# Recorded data
::::

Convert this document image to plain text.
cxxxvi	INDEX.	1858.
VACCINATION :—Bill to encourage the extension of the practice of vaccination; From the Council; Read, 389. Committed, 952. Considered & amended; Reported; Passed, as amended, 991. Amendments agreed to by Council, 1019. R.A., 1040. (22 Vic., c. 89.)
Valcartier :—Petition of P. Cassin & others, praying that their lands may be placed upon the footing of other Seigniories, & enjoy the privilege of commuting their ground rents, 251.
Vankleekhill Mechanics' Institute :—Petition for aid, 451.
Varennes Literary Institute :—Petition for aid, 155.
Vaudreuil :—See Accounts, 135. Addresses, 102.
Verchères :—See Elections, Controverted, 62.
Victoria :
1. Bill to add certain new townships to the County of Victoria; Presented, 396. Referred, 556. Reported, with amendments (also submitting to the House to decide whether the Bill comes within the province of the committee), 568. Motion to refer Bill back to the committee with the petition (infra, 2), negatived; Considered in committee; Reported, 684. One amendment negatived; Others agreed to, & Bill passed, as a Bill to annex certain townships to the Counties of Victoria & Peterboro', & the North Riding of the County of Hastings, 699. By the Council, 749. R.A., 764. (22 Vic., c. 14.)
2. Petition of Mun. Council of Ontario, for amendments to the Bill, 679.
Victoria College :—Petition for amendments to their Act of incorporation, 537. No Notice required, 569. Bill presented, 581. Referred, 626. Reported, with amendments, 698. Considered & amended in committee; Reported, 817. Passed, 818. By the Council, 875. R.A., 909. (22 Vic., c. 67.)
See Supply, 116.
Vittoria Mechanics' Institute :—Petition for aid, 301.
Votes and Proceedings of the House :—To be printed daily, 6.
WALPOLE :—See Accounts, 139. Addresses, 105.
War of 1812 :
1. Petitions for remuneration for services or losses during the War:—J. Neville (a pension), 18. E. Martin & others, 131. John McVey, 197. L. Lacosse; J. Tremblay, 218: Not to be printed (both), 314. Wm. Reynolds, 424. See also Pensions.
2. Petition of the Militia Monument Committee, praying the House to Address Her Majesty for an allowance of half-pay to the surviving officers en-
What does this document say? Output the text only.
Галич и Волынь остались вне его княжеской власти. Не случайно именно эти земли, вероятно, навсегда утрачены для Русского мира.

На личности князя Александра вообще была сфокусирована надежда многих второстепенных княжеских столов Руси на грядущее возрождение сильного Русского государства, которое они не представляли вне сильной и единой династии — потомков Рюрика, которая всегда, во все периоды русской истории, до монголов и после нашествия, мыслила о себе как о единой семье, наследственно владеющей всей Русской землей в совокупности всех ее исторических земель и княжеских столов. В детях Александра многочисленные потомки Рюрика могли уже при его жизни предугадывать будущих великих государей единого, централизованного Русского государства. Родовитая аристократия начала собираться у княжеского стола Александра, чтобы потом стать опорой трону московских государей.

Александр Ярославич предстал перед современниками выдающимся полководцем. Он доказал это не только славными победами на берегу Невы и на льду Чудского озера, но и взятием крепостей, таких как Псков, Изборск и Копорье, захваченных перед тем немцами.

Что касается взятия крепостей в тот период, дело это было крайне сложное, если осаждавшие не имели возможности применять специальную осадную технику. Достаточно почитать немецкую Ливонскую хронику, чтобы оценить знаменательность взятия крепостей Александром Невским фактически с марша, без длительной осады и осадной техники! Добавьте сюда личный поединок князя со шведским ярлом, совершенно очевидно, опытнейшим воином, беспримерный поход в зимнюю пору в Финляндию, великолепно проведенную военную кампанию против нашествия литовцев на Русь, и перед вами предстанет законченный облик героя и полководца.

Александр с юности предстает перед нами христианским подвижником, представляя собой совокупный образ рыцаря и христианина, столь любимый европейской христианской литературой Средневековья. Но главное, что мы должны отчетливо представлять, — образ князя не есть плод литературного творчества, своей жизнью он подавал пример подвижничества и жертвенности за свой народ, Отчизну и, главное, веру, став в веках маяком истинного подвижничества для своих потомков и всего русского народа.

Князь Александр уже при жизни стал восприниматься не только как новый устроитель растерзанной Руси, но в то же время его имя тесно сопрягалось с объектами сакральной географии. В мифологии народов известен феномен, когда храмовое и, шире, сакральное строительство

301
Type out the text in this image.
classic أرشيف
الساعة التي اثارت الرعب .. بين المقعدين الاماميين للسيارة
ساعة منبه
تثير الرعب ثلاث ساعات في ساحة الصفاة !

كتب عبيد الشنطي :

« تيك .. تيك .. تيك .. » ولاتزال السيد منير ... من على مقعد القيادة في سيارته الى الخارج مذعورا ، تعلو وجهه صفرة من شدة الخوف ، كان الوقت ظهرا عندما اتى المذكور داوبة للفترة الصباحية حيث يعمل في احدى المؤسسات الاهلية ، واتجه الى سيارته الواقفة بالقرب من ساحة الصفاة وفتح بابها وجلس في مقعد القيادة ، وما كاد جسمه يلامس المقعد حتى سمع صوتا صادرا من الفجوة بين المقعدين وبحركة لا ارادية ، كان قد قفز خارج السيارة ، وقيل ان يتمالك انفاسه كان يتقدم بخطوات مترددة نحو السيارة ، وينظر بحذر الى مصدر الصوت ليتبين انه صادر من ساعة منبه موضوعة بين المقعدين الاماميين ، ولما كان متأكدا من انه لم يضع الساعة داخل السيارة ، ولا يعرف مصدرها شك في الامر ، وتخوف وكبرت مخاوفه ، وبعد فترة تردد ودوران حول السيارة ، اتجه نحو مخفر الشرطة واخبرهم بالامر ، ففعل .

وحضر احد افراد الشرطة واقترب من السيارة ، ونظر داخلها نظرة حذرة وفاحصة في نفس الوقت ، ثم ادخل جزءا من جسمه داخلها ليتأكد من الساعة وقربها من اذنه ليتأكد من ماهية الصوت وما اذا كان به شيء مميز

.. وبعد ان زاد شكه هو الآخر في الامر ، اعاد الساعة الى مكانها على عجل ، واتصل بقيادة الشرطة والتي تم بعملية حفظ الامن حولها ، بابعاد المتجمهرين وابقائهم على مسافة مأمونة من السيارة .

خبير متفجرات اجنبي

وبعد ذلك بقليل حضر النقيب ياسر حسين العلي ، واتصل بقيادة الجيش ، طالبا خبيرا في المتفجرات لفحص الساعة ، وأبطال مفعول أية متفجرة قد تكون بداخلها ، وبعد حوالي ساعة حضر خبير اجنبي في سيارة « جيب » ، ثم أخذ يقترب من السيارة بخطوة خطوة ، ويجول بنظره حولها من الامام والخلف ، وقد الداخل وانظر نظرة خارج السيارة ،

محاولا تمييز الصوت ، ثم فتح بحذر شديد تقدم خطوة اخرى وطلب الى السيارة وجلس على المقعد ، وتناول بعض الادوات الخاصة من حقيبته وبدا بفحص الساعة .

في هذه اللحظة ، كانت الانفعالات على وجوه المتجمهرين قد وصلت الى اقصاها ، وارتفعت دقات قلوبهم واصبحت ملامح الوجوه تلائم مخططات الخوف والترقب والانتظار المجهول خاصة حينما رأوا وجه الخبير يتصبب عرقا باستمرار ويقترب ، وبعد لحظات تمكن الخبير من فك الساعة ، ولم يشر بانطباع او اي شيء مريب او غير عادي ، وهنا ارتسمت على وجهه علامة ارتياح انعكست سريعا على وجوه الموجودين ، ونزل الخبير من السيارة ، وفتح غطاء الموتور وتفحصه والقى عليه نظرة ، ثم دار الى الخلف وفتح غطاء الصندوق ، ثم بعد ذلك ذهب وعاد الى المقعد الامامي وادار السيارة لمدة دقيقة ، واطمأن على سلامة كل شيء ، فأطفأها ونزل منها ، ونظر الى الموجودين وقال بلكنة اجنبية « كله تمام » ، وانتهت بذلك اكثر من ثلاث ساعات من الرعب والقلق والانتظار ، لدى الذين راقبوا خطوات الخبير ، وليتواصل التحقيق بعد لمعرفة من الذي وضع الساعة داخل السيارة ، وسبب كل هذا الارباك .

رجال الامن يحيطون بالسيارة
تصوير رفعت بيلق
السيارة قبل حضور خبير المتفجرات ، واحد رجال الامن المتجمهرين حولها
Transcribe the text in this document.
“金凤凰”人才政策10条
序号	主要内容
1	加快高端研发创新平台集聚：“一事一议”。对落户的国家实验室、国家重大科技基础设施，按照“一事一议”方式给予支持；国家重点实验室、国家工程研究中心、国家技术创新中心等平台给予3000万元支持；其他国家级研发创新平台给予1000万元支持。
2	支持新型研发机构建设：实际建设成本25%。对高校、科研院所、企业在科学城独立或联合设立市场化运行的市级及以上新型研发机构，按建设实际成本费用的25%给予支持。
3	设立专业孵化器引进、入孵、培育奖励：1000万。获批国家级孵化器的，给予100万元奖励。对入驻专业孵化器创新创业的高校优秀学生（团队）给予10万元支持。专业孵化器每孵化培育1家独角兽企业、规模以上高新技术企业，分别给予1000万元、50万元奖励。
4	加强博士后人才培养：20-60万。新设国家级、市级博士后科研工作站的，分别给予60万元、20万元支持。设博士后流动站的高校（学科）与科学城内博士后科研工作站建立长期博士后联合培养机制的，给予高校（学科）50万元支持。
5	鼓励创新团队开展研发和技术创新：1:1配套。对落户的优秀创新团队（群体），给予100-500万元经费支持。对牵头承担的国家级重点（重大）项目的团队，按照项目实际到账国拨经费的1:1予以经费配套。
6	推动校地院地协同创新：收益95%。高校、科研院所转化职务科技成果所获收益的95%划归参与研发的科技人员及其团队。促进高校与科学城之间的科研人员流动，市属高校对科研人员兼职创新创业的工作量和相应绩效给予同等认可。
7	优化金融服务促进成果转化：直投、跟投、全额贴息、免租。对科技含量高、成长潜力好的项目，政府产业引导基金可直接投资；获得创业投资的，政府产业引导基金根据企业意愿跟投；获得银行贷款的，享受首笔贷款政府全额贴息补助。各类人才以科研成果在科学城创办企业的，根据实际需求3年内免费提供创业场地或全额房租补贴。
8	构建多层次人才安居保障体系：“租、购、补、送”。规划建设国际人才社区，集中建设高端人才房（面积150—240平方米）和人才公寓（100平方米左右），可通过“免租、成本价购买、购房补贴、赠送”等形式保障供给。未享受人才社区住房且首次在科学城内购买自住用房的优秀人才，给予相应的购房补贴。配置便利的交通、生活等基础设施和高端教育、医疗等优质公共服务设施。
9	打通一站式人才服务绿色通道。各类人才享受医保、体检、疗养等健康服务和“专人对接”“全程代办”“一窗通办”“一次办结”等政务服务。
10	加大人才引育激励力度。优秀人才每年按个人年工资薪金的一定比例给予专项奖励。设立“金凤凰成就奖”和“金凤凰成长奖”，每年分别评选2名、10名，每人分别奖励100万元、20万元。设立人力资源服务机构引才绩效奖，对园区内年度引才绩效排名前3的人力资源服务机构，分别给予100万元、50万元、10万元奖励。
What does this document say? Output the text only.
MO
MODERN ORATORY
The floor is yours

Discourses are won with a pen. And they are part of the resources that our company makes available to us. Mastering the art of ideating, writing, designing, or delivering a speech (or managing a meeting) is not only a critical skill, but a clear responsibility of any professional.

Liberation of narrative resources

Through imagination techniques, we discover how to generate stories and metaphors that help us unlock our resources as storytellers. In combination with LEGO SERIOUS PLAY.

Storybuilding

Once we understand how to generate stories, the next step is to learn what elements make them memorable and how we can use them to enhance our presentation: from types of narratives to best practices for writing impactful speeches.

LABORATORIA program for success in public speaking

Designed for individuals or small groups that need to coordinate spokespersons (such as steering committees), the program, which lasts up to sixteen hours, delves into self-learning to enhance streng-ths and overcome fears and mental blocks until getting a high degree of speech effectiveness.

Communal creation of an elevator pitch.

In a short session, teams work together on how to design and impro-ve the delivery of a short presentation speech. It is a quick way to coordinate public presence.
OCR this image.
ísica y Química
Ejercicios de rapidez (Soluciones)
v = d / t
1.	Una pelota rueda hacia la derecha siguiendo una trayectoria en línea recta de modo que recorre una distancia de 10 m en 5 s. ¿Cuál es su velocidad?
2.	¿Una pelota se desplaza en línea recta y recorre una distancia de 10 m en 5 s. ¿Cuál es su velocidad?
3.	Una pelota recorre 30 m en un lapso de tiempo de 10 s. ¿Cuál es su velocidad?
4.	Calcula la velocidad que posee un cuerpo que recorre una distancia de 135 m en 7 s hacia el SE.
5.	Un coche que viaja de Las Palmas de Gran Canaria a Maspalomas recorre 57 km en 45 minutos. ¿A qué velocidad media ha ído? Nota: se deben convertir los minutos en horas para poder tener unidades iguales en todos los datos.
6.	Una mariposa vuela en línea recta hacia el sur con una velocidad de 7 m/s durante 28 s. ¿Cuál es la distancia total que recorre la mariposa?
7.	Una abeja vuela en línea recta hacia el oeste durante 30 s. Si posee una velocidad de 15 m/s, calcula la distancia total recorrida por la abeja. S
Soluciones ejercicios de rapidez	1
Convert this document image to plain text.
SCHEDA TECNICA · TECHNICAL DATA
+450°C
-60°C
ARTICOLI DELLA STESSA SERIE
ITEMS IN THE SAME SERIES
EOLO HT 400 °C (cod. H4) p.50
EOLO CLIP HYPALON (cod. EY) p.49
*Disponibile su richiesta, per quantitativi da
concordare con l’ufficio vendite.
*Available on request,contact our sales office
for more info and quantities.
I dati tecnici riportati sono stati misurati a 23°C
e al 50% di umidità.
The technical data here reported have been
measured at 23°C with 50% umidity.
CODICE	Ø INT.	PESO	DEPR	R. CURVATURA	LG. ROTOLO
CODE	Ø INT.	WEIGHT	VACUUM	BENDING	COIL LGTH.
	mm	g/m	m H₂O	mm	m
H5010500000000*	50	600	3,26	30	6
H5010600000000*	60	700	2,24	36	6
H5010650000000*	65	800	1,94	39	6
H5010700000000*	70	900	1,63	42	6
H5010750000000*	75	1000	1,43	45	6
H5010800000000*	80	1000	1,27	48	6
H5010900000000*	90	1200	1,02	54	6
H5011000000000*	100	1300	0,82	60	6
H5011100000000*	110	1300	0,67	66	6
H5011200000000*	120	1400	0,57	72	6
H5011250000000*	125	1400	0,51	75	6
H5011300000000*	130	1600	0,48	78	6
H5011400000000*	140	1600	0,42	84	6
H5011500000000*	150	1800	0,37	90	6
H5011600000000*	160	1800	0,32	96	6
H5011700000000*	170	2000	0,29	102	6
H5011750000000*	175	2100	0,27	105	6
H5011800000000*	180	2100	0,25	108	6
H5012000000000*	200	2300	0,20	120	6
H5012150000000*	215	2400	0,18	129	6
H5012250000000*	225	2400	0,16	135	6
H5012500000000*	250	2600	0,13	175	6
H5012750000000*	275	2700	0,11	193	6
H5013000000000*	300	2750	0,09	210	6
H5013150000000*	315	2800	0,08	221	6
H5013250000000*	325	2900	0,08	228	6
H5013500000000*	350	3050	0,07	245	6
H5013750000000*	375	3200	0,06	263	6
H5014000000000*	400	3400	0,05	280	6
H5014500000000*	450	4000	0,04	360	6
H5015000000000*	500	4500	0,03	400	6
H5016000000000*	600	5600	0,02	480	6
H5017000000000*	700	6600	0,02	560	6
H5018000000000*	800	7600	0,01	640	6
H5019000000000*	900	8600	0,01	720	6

::::

Establish how many lines of the records contain the string "total" and state that number without elaboration.

# COMPLETE ANSWER
2